#### Goal of the exercise
Give every line from the entries that contains "icon".

________________________________________

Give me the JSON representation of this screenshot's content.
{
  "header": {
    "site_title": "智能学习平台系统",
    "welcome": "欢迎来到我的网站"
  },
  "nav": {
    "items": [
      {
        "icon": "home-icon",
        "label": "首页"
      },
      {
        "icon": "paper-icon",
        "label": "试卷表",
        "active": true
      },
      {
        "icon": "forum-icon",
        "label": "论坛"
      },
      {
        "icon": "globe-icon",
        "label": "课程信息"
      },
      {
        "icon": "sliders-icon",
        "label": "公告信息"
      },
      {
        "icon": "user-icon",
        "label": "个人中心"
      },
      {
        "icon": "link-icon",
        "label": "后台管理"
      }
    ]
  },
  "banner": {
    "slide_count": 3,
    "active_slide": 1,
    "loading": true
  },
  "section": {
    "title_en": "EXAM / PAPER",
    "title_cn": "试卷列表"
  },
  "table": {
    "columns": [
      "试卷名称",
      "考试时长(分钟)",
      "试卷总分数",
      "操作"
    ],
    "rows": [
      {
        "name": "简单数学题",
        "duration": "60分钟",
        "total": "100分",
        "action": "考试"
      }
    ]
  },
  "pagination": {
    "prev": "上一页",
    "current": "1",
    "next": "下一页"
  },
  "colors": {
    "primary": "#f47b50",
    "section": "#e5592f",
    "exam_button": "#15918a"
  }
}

________________________________________

#### Reply
        "icon": "home-icon",
        "icon": "paper-icon",
        "icon": "forum-icon",
        "icon": "globe-icon",
        "icon": "sliders-icon",
        "icon": "user-icon",
        "icon": "link-icon",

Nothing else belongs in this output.